Exercise aim: Pick out each line below containing "Классическая".

Listed entries:
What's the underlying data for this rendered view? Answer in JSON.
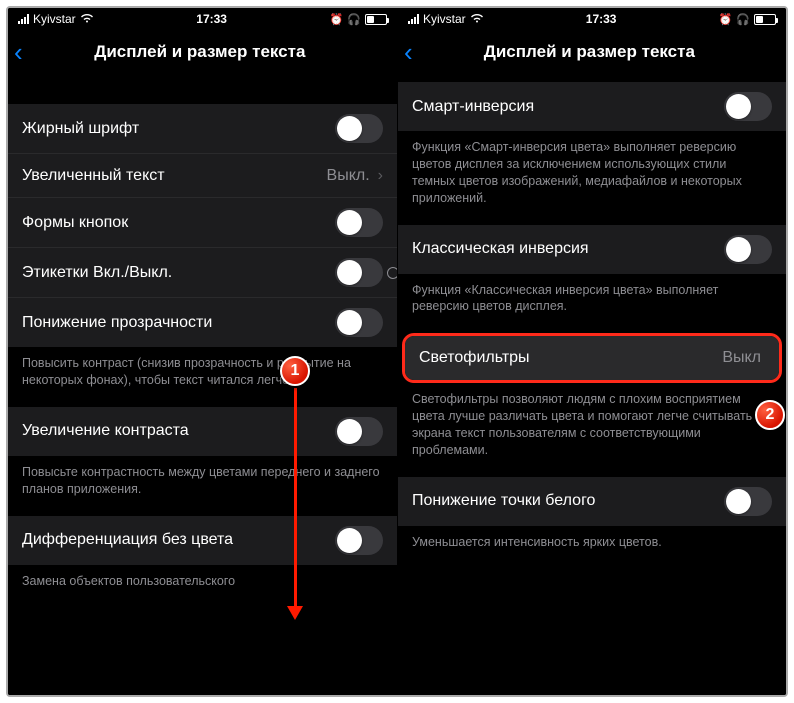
{
  "status": {
    "carrier": "Kyivstar",
    "time": "17:33"
  },
  "nav": {
    "title": "Дисплей и размер текста"
  },
  "left": {
    "rows": {
      "bold_text": "Жирный шрифт",
      "larger_text": "Увеличенный текст",
      "larger_text_value": "Выкл.",
      "button_shapes": "Формы кнопок",
      "on_off_labels": "Этикетки Вкл./Выкл.",
      "reduce_transparency": "Понижение прозрачности",
      "reduce_transparency_footer": "Повысить контраст (снизив прозрачность и размытие на некоторых фонах), чтобы текст читался легче.",
      "increase_contrast": "Увеличение контраста",
      "increase_contrast_footer": "Повысьте контрастность между цветами переднего и заднего планов приложения.",
      "diff_without_color": "Дифференциация без цвета",
      "diff_footer": "Замена объектов пользовательского"
    }
  },
  "right": {
    "rows": {
      "smart_invert": "Смарт-инверсия",
      "smart_invert_footer": "Функция «Смарт-инверсия цвета» выполняет реверсию цветов дисплея за исключением использующих стили темных цветов изображений, медиафайлов и некоторых приложений.",
      "classic_invert": "Классическая инверсия",
      "classic_invert_footer": "Функция «Классическая инверсия цвета» выполняет реверсию цветов дисплея.",
      "color_filters": "Светофильтры",
      "color_filters_value": "Выкл",
      "color_filters_footer": "Светофильтры позволяют людям с плохим восприятием цвета лучше различать цвета и помогают легче считывать с экрана текст пользователям с соответствующими проблемами.",
      "reduce_white_point": "Понижение точки белого",
      "reduce_white_point_footer": "Уменьшается интенсивность ярких цветов."
    }
  },
  "markers": {
    "one": "1",
    "two": "2"
  }
}
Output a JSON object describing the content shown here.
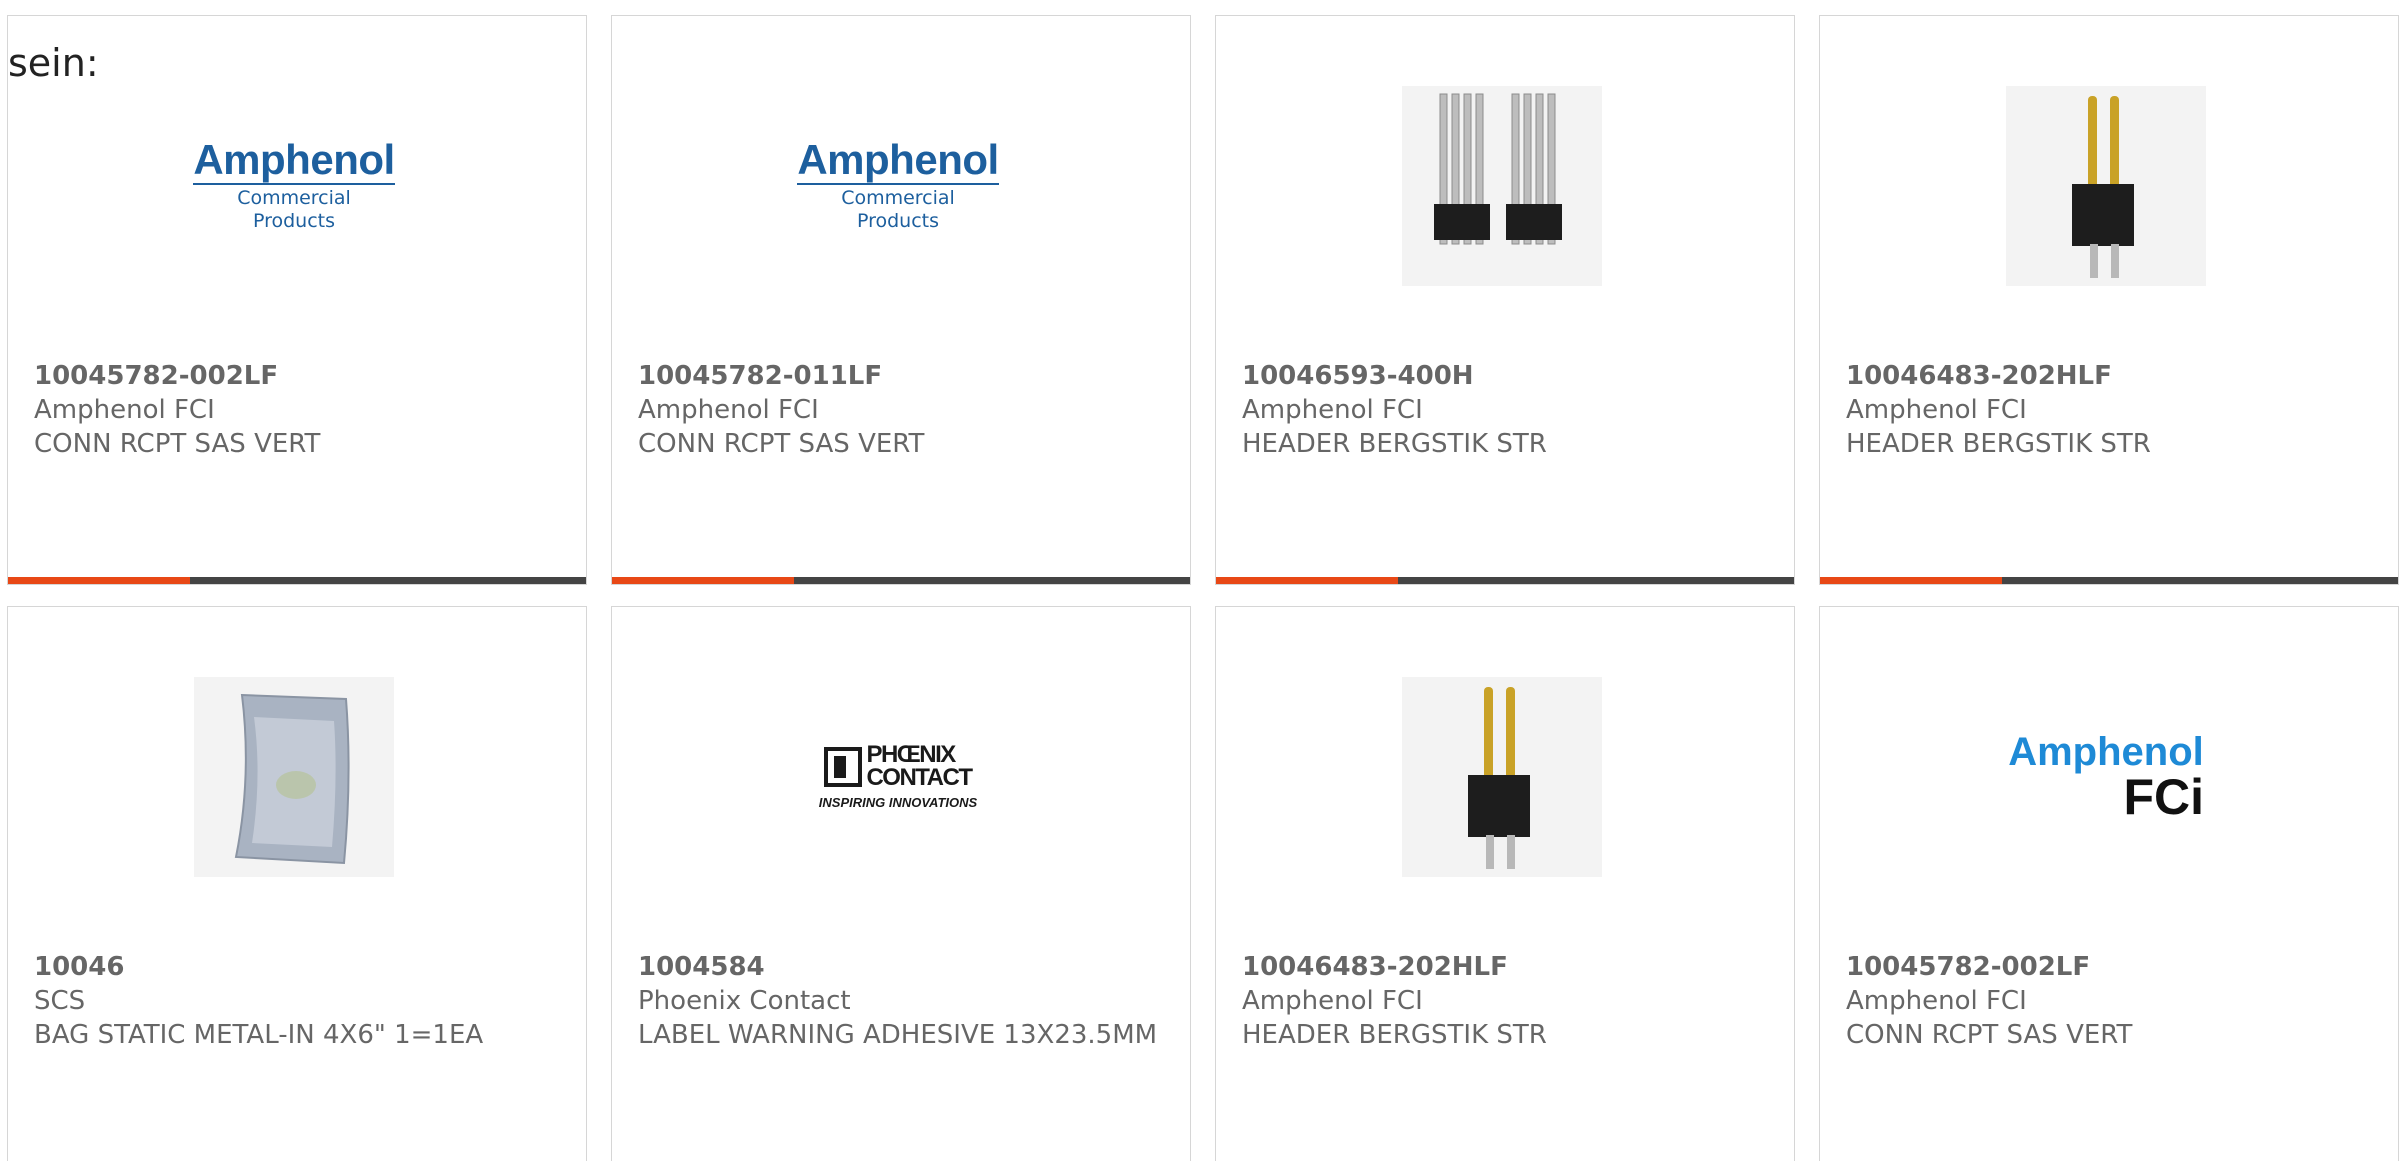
{
  "intro": {
    "text": "sein:"
  },
  "colors": {
    "accent": "#e84816",
    "bar": "#444444",
    "text": "#666666",
    "border": "#d6d6d6"
  },
  "products": [
    {
      "part_number": "10045782-002LF",
      "manufacturer": "Amphenol FCI",
      "description": "CONN RCPT SAS VERT",
      "image": {
        "kind": "logo-amphenol-commercial",
        "line1": "Amphenol",
        "line2": "Commercial Products"
      }
    },
    {
      "part_number": "10045782-011LF",
      "manufacturer": "Amphenol FCI",
      "description": "CONN RCPT SAS VERT",
      "image": {
        "kind": "logo-amphenol-commercial",
        "line1": "Amphenol",
        "line2": "Commercial Products"
      }
    },
    {
      "part_number": "10046593-400H",
      "manufacturer": "Amphenol FCI",
      "description": "HEADER BERGSTIK STR",
      "image": {
        "kind": "photo-header-silver"
      }
    },
    {
      "part_number": "10046483-202HLF",
      "manufacturer": "Amphenol FCI",
      "description": "HEADER BERGSTIK STR",
      "image": {
        "kind": "photo-header-gold"
      }
    },
    {
      "part_number": "10046",
      "manufacturer": "SCS",
      "description": "BAG STATIC METAL-IN 4X6\" 1=1EA",
      "image": {
        "kind": "photo-static-bag"
      }
    },
    {
      "part_number": "1004584",
      "manufacturer": "Phoenix Contact",
      "description": "LABEL WARNING ADHESIVE 13X23.5MM",
      "image": {
        "kind": "logo-phoenix",
        "line1": "PHŒNIX",
        "line2": "CONTACT",
        "tagline": "INSPIRING INNOVATIONS"
      }
    },
    {
      "part_number": "10046483-202HLF",
      "manufacturer": "Amphenol FCI",
      "description": "HEADER BERGSTIK STR",
      "image": {
        "kind": "photo-header-gold"
      }
    },
    {
      "part_number": "10045782-002LF",
      "manufacturer": "Amphenol FCI",
      "description": "CONN RCPT SAS VERT",
      "image": {
        "kind": "logo-amphenol-fci",
        "line1": "Amphenol",
        "line2": "FCi"
      }
    }
  ]
}
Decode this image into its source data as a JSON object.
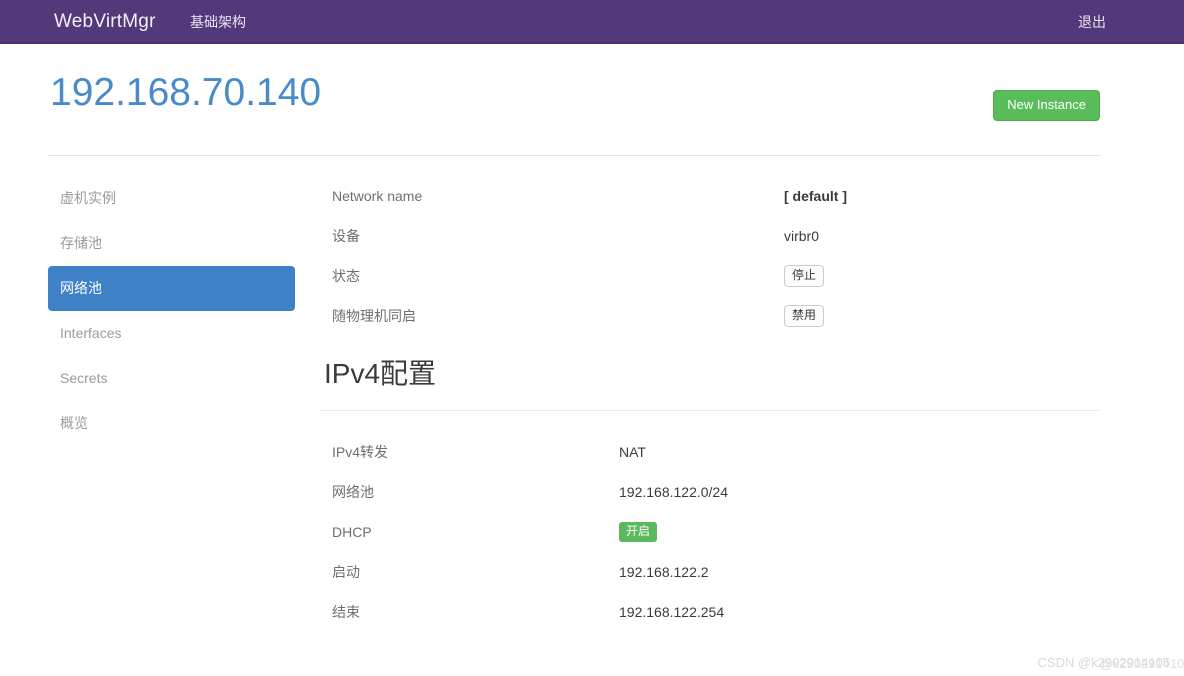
{
  "navbar": {
    "brand": "WebVirtMgr",
    "infrastructure_label": "基础架构",
    "logout_label": "退出"
  },
  "header": {
    "title": "192.168.70.140",
    "new_instance_label": "New Instance",
    "accent_color": "#4a8ac9",
    "button_color": "#5bbc5b",
    "navbar_color": "#53397a"
  },
  "sidebar": {
    "active_color": "#3e81c6",
    "items": [
      {
        "label": "虚机实例",
        "active": false
      },
      {
        "label": "存储池",
        "active": false
      },
      {
        "label": "网络池",
        "active": true
      },
      {
        "label": "Interfaces",
        "active": false
      },
      {
        "label": "Secrets",
        "active": false
      },
      {
        "label": "概览",
        "active": false
      }
    ]
  },
  "network": {
    "rows": [
      {
        "label": "Network name",
        "value": "[ default ]",
        "kind": "bold-text"
      },
      {
        "label": "设备",
        "value": "virbr0",
        "kind": "text"
      },
      {
        "label": "状态",
        "value": "停止",
        "kind": "button"
      },
      {
        "label": "随物理机同启",
        "value": "禁用",
        "kind": "button"
      }
    ]
  },
  "ipv4": {
    "section_title": "IPv4配置",
    "badge_color": "#5cb85c",
    "rows": [
      {
        "label": "IPv4转发",
        "value": "NAT",
        "kind": "text"
      },
      {
        "label": "网络池",
        "value": "192.168.122.0/24",
        "kind": "text"
      },
      {
        "label": "DHCP",
        "value": "开启",
        "kind": "badge"
      },
      {
        "label": "启动",
        "value": "192.168.122.2",
        "kind": "text"
      },
      {
        "label": "结束",
        "value": "192.168.122.254",
        "kind": "text"
      }
    ]
  },
  "watermark": {
    "text": "CSDN @k2902914105",
    "duplicate": "@k2902914105"
  }
}
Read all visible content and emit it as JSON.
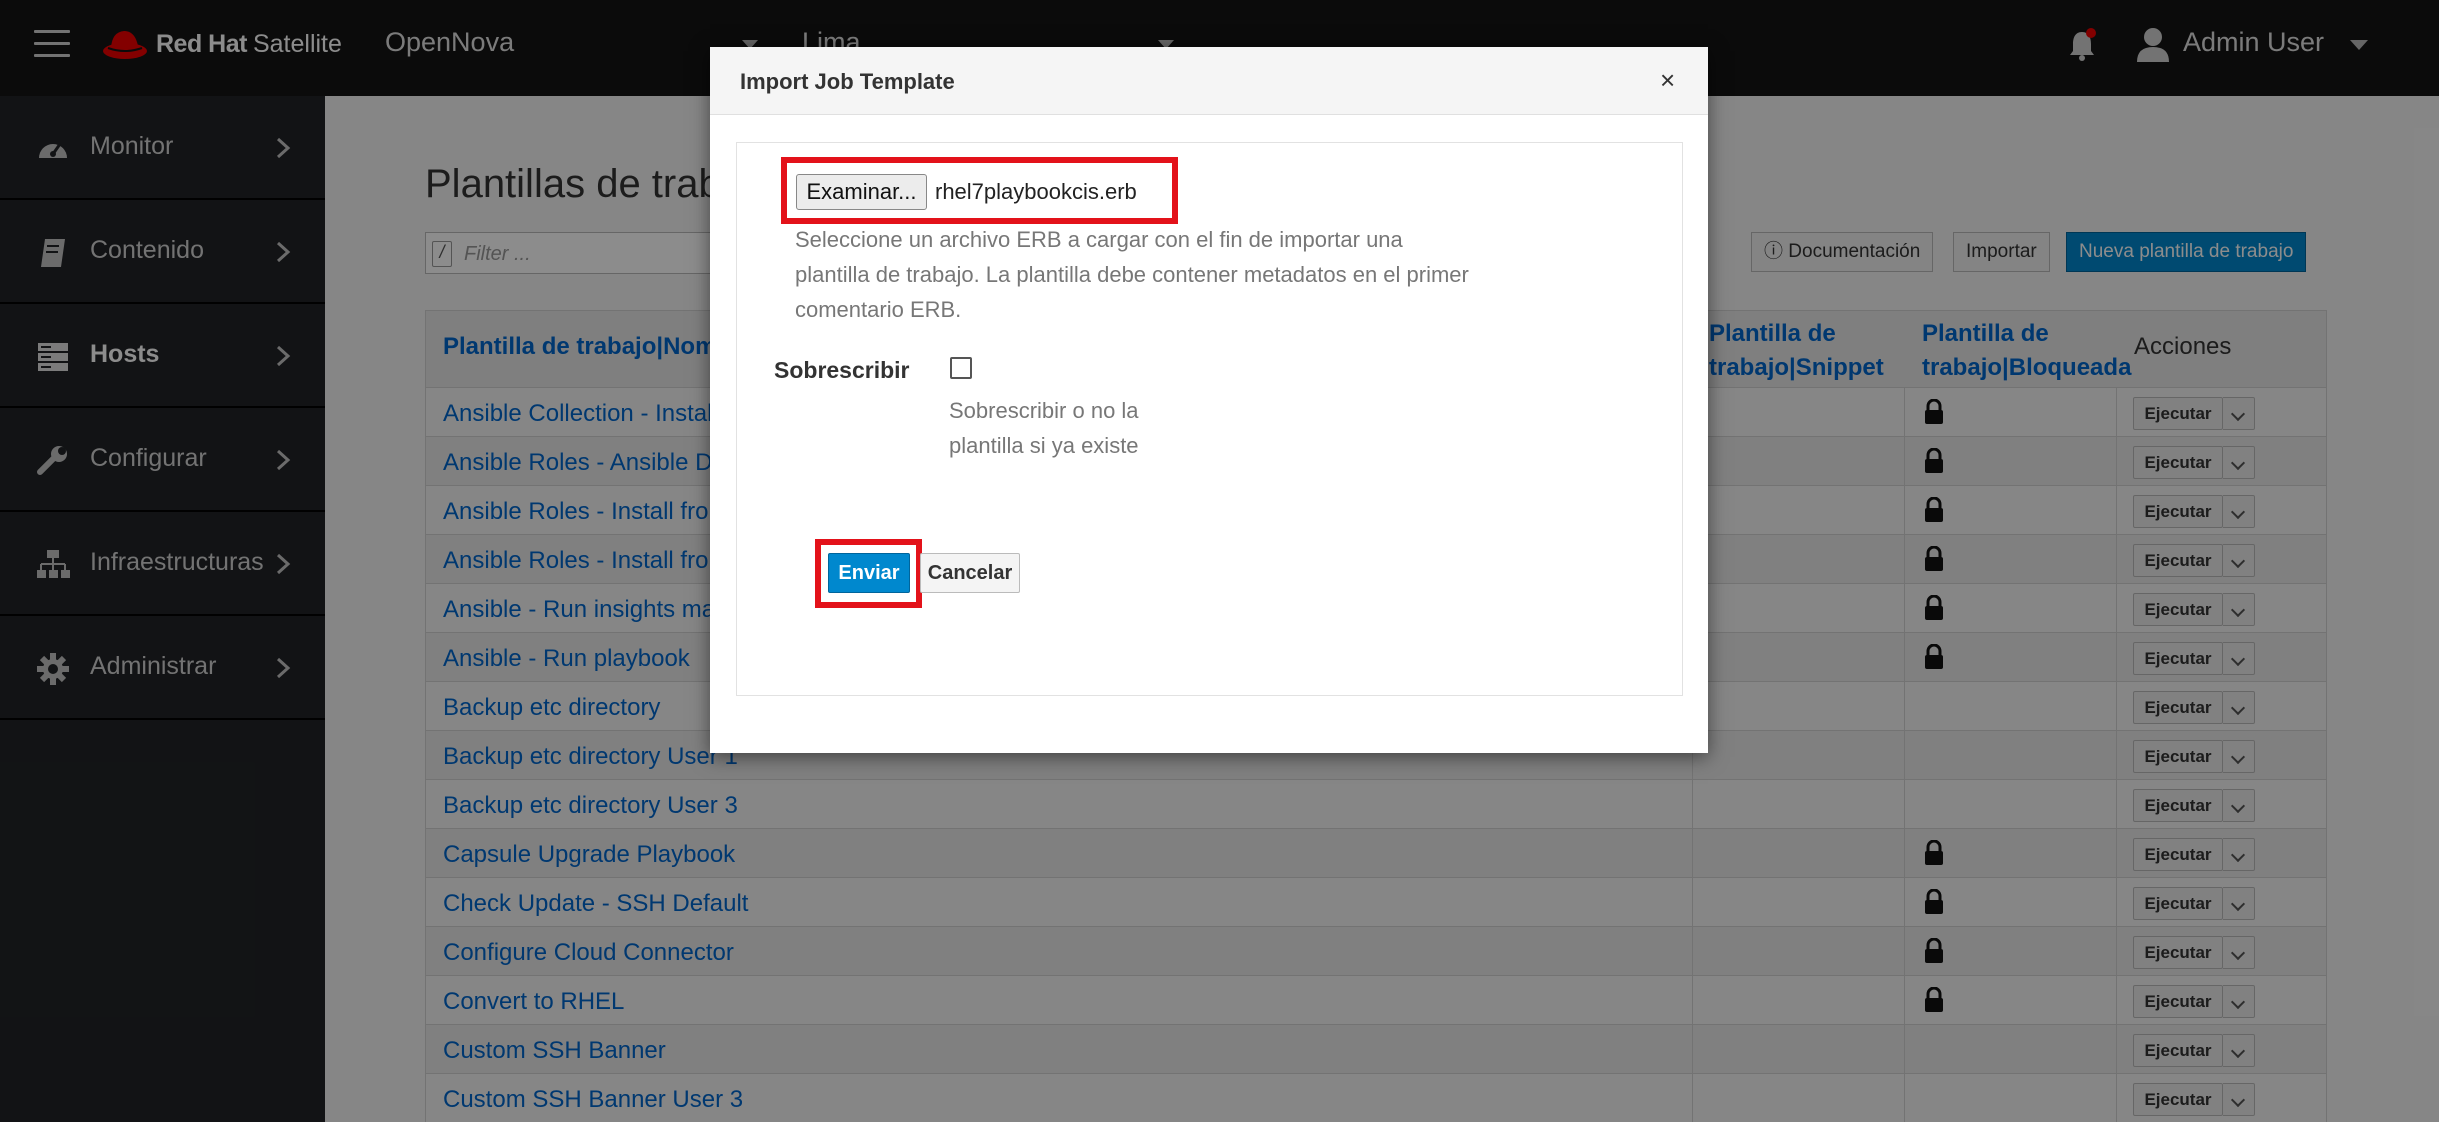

Solution for this problem:
      "classic_invert": "Классическая инверсия",
      "classic_invert_footer": "Функция «Классическая инверсия цвета» выполняет реверсию цветов дисплея.",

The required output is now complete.